Go through the listing below and gather every line with the word "JSON".

start

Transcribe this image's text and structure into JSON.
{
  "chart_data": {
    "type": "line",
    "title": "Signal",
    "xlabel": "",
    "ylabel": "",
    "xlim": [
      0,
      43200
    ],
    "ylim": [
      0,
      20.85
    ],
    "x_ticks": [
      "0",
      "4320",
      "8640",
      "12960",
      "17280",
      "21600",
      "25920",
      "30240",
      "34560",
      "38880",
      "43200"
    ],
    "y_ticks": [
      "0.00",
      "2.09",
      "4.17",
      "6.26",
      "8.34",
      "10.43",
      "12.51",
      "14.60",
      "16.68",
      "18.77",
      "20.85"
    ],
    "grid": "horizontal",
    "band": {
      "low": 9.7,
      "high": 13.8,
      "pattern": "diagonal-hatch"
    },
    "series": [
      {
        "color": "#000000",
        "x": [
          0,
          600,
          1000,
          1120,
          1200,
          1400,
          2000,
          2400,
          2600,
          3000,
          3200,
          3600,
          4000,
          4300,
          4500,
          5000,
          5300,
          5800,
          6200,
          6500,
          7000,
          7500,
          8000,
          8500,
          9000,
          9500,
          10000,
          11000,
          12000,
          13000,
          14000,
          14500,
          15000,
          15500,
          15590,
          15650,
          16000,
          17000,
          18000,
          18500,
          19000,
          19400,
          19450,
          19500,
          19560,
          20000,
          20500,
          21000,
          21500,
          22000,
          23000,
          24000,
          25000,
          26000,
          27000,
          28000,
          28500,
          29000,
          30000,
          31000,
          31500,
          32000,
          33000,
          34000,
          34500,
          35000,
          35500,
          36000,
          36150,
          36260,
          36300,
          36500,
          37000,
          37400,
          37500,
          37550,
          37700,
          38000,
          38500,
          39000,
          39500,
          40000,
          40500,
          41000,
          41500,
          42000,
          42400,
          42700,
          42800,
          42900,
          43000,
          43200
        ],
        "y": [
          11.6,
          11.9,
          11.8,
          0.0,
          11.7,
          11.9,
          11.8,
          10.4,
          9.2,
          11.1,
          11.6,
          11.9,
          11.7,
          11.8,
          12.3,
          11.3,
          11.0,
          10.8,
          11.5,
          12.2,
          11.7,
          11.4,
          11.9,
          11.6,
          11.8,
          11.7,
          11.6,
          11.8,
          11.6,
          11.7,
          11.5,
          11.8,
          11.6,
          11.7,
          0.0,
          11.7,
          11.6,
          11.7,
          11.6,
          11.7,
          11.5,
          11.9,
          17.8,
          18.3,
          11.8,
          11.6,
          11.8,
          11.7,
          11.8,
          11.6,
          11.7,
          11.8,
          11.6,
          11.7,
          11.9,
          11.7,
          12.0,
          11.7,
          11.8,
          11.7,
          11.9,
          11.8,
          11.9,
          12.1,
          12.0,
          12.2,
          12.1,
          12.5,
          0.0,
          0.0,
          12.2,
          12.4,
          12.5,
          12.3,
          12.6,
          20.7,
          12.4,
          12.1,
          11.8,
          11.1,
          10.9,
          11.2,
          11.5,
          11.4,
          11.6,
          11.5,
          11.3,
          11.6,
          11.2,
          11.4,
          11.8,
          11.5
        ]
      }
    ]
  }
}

end
start

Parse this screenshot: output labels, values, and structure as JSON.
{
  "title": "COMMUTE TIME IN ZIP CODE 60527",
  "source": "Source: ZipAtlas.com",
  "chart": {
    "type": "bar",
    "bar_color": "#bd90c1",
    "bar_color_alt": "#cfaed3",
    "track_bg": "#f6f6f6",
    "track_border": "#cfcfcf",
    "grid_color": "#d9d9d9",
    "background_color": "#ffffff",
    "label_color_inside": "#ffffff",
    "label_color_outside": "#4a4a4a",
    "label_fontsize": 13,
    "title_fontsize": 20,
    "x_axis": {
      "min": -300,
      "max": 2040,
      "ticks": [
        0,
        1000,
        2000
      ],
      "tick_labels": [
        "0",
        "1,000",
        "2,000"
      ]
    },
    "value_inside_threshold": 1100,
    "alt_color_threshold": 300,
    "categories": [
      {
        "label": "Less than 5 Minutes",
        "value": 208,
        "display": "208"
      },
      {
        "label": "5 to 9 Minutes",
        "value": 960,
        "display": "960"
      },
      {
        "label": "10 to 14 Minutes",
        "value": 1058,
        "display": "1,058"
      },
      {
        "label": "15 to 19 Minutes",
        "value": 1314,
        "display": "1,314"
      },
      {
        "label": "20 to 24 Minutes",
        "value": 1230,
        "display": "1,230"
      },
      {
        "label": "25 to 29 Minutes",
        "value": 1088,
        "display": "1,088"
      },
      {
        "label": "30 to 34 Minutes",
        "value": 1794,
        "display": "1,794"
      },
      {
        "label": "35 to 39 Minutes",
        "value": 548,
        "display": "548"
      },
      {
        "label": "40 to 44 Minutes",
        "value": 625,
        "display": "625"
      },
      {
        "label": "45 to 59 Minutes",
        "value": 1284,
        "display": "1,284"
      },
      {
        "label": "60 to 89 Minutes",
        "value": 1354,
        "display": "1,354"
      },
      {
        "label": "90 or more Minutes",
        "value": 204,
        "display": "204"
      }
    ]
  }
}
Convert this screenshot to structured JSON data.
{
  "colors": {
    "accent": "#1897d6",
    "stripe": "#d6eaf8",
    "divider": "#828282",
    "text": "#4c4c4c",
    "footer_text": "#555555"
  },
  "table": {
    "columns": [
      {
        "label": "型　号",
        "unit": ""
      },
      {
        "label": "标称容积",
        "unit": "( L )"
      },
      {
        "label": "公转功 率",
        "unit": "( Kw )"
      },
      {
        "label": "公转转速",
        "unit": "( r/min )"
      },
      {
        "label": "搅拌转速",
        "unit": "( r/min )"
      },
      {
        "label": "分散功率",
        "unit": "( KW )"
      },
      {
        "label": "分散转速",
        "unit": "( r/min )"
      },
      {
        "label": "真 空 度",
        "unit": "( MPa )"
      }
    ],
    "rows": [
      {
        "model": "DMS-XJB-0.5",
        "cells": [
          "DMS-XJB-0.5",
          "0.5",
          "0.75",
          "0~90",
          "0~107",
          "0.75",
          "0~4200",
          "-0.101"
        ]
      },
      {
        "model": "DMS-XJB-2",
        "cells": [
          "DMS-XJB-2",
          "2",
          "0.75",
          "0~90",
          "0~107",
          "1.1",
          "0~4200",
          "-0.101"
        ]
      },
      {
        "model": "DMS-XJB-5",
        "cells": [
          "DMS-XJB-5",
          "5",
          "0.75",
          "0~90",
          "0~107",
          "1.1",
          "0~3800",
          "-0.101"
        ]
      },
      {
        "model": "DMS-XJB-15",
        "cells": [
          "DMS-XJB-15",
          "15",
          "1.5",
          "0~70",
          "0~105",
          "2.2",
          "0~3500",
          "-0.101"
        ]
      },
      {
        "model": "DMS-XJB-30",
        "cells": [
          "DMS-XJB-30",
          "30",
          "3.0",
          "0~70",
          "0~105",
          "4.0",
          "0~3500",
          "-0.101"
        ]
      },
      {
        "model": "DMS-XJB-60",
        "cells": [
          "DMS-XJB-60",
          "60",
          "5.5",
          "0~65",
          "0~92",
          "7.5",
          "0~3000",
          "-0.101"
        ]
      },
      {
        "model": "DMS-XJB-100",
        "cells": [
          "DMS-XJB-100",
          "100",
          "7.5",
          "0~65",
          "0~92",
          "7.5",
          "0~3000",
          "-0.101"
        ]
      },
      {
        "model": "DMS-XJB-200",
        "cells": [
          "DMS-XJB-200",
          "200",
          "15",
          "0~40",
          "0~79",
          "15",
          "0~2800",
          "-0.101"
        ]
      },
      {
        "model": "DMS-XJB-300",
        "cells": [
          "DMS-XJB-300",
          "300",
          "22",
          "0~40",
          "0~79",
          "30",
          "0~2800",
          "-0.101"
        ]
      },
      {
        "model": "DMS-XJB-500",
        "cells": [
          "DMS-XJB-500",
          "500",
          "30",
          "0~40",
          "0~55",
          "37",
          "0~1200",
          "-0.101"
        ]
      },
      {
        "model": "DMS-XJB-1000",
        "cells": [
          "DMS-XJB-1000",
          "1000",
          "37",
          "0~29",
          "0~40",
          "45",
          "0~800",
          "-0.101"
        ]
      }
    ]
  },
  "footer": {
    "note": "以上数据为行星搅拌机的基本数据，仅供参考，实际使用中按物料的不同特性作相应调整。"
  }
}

end

▸ FINISHED ANSWER:
Transcribe this image's text and structure into JSON.
Parse this screenshot: output labels, values, and structure as JSON.
Convert this screenshot to structured JSON data.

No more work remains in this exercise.